Beneath this task is a listing; retype all of it exactly.
* start Task material *
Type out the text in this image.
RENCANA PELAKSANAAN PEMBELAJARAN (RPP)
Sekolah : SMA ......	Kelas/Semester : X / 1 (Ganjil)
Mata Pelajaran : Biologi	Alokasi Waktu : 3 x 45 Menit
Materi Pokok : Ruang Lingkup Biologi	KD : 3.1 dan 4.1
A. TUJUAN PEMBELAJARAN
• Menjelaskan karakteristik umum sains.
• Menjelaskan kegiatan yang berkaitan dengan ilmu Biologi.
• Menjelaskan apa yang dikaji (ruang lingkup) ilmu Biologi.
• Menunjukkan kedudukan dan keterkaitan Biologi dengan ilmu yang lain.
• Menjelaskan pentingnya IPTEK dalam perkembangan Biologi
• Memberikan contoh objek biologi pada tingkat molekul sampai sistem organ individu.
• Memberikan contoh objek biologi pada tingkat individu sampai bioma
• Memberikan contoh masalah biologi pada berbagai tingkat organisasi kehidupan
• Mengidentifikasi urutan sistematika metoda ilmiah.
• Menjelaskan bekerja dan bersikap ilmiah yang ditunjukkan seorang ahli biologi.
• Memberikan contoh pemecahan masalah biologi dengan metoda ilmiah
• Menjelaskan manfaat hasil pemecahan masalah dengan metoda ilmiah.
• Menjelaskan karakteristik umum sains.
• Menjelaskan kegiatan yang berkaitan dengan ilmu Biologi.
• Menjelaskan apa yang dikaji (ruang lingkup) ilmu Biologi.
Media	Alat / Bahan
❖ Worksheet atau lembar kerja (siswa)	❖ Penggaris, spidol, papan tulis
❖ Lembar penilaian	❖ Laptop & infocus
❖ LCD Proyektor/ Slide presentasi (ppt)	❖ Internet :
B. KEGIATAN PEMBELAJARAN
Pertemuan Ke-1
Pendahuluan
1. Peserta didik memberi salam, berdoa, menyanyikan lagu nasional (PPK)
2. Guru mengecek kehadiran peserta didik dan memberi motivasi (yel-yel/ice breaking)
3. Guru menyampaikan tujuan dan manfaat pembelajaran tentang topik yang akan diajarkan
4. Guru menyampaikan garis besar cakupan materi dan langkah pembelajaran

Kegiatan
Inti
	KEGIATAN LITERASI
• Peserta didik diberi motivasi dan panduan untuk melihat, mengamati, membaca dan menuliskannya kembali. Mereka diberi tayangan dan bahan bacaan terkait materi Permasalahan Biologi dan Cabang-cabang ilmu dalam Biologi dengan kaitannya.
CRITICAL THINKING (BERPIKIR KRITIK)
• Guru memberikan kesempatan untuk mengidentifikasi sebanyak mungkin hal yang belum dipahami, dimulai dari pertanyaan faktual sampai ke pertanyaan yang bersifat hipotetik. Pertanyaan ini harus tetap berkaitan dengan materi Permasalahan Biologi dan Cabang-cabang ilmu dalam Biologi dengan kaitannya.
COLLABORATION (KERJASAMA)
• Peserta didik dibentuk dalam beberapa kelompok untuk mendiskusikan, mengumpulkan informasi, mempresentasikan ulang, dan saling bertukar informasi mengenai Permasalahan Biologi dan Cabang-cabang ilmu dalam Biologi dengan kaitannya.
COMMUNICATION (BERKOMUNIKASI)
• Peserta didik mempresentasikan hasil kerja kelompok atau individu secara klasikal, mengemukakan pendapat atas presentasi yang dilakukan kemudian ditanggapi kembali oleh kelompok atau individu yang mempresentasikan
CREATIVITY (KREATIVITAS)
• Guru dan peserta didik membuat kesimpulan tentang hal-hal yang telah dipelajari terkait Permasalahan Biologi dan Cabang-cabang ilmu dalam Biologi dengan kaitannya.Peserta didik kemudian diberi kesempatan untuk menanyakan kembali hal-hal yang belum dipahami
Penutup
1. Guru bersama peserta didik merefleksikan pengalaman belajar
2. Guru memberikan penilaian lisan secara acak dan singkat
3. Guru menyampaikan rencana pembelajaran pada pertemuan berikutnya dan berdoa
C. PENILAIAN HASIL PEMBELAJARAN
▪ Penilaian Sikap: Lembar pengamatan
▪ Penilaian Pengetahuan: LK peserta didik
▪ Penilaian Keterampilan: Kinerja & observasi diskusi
* end Task material *
_Answer to this problem:_
Type out the text in this image.
RENCANA PELAKSANAAN PEMBELAJARAN (RPP)
Sekolah : SMA ......	Kelas/Semester : X / 1 (Ganjil)
Mata Pelajaran : Biologi	Alokasi Waktu : 3 x 45 Menit
Materi Pokok : Ruang Lingkup Biologi	KD : 3.1 dan 4.1
A. TUJUAN PEMBELAJARAN
• Menjelaskan karakteristik umum sains.
• Menjelaskan kegiatan yang berkaitan dengan ilmu Biologi.
• Menjelaskan apa yang dikaji (ruang lingkup) ilmu Biologi.
• Menunjukkan kedudukan dan keterkaitan Biologi dengan ilmu yang lain.
• Menjelaskan pentingnya IPTEK dalam perkembangan Biologi
• Memberikan contoh objek biologi pada tingkat molekul sampai sistem organ individu.
• Memberikan contoh objek biologi pada tingkat individu sampai bioma
• Memberikan contoh masalah biologi pada berbagai tingkat organisasi kehidupan
• Mengidentifikasi urutan sistematika metoda ilmiah.
• Menjelaskan bekerja dan bersikap ilmiah yang ditunjukkan seorang ahli biologi.
• Memberikan contoh pemecahan masalah biologi dengan metoda ilmiah
• Menjelaskan manfaat hasil pemecahan masalah dengan metoda ilmiah.
• Menjelaskan karakteristik umum sains.
• Menjelaskan kegiatan yang berkaitan dengan ilmu Biologi.
• Menjelaskan apa yang dikaji (ruang lingkup) ilmu Biologi.
Media	Alat / Bahan
❖ Worksheet atau lembar kerja (siswa)	❖ Penggaris, spidol, papan tulis
❖ Lembar penilaian	❖ Laptop & infocus
❖ LCD Proyektor/ Slide presentasi (ppt)	❖ Internet :
B. KEGIATAN PEMBELAJARAN
Pertemuan Ke-1
Pendahuluan
1. Peserta didik memberi salam, berdoa, menyanyikan lagu nasional (PPK)
2. Guru mengecek kehadiran peserta didik dan memberi motivasi (yel-yel/ice breaking)
3. Guru menyampaikan tujuan dan manfaat pembelajaran tentang topik yang akan diajarkan
4. Guru menyampaikan garis besar cakupan materi dan langkah pembelajaran

Kegiatan
Inti
	KEGIATAN LITERASI
• Peserta didik diberi motivasi dan panduan untuk melihat, mengamati, membaca dan menuliskannya kembali. Mereka diberi tayangan dan bahan bacaan terkait materi Permasalahan Biologi dan Cabang-cabang ilmu dalam Biologi dengan kaitannya.
CRITICAL THINKING (BERPIKIR KRITIK)
• Guru memberikan kesempatan untuk mengidentifikasi sebanyak mungkin hal yang belum dipahami, dimulai dari pertanyaan faktual sampai ke pertanyaan yang bersifat hipotetik. Pertanyaan ini harus tetap berkaitan dengan materi Permasalahan Biologi dan Cabang-cabang ilmu dalam Biologi dengan kaitannya.
COLLABORATION (KERJASAMA)
• Peserta didik dibentuk dalam beberapa kelompok untuk mendiskusikan, mengumpulkan informasi, mempresentasikan ulang, dan saling bertukar informasi mengenai Permasalahan Biologi dan Cabang-cabang ilmu dalam Biologi dengan kaitannya.
COMMUNICATION (BERKOMUNIKASI)
• Peserta didik mempresentasikan hasil kerja kelompok atau individu secara klasikal, mengemukakan pendapat atas presentasi yang dilakukan kemudian ditanggapi kembali oleh kelompok atau individu yang mempresentasikan
CREATIVITY (KREATIVITAS)
• Guru dan peserta didik membuat kesimpulan tentang hal-hal yang telah dipelajari terkait Permasalahan Biologi dan Cabang-cabang ilmu dalam Biologi dengan kaitannya.Peserta didik kemudian diberi kesempatan untuk menanyakan kembali hal-hal yang belum dipahami
Penutup
1. Guru bersama peserta didik merefleksikan pengalaman belajar
2. Guru memberikan penilaian lisan secara acak dan singkat
3. Guru menyampaikan rencana pembelajaran pada pertemuan berikutnya dan berdoa
C. PENILAIAN HASIL PEMBELAJARAN
▪ Penilaian Sikap: Lembar pengamatan
▪ Penilaian Pengetahuan: LK peserta didik
▪ Penilaian Keterampilan: Kinerja & observasi diskusi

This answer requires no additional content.